┌──

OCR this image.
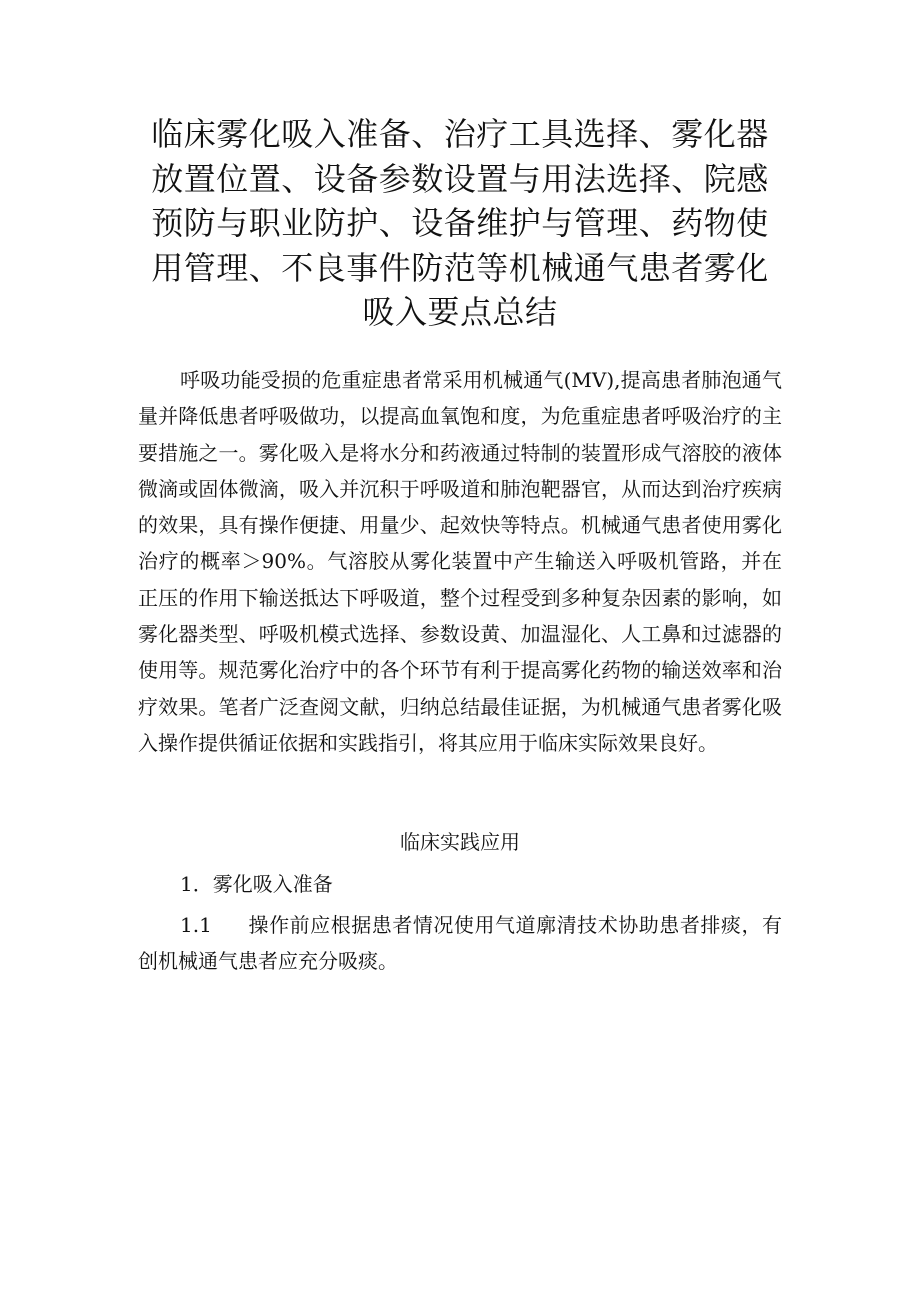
临床雾化吸入准备、治疗工具选择、雾化器放置位置、设备参数设置与用法选择、院感预防与职业防护、设备维护与管理、药物使用管理、不良事件防范等机械通气患者雾化吸入要点总结

呼吸功能受损的危重症患者常采用机械通气(MV),提高患者肺泡通气量并降低患者呼吸做功，以提高血氧饱和度，为危重症患者呼吸治疗的主要措施之一。雾化吸入是将水分和药液通过特制的装置形成气溶胶的液体微滴或固体微滴，吸入并沉积于呼吸道和肺泡靶器官，从而达到治疗疾病的效果，具有操作便捷、用量少、起效快等特点。机械通气患者使用雾化治疗的概率＞90%。气溶胶从雾化装置中产生输送入呼吸机管路，并在正压的作用下输送抵达下呼吸道，整个过程受到多种复杂因素的影响，如雾化器类型、呼吸机模式选择、参数设黄、加温湿化、人工鼻和过滤器的使用等。规范雾化治疗中的各个环节有利于提高雾化药物的输送效率和治疗效果。笔者广泛查阅文献，归纳总结最佳证据，为机械通气患者雾化吸入操作提供循证依据和实践指引，将其应用于临床实际效果良好。

临床实践应用

1．雾化吸入准备

1.1 操作前应根据患者情况使用气道廓清技术协助患者排痰，有创机械通气患者应充分吸痰。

└──

**Goal:**
Without the pictures, return the entries exactly as they appear.

**Solution for this problem:**
OCR this image.
临床雾化吸入准备、治疗工具选择、雾化器放置位置、设备参数设置与用法选择、院感预防与职业防护、设备维护与管理、药物使用管理、不良事件防范等机械通气患者雾化吸入要点总结

呼吸功能受损的危重症患者常采用机械通气(MV),提高患者肺泡通气量并降低患者呼吸做功，以提高血氧饱和度，为危重症患者呼吸治疗的主要措施之一。雾化吸入是将水分和药液通过特制的装置形成气溶胶的液体微滴或固体微滴，吸入并沉积于呼吸道和肺泡靶器官，从而达到治疗疾病的效果，具有操作便捷、用量少、起效快等特点。机械通气患者使用雾化治疗的概率＞90%。气溶胶从雾化装置中产生输送入呼吸机管路，并在正压的作用下输送抵达下呼吸道，整个过程受到多种复杂因素的影响，如雾化器类型、呼吸机模式选择、参数设黄、加温湿化、人工鼻和过滤器的使用等。规范雾化治疗中的各个环节有利于提高雾化药物的输送效率和治疗效果。笔者广泛查阅文献，归纳总结最佳证据，为机械通气患者雾化吸入操作提供循证依据和实践指引，将其应用于临床实际效果良好。

临床实践应用

1．雾化吸入准备

1.1 操作前应根据患者情况使用气道廓清技术协助患者排痰，有创机械通气患者应充分吸痰。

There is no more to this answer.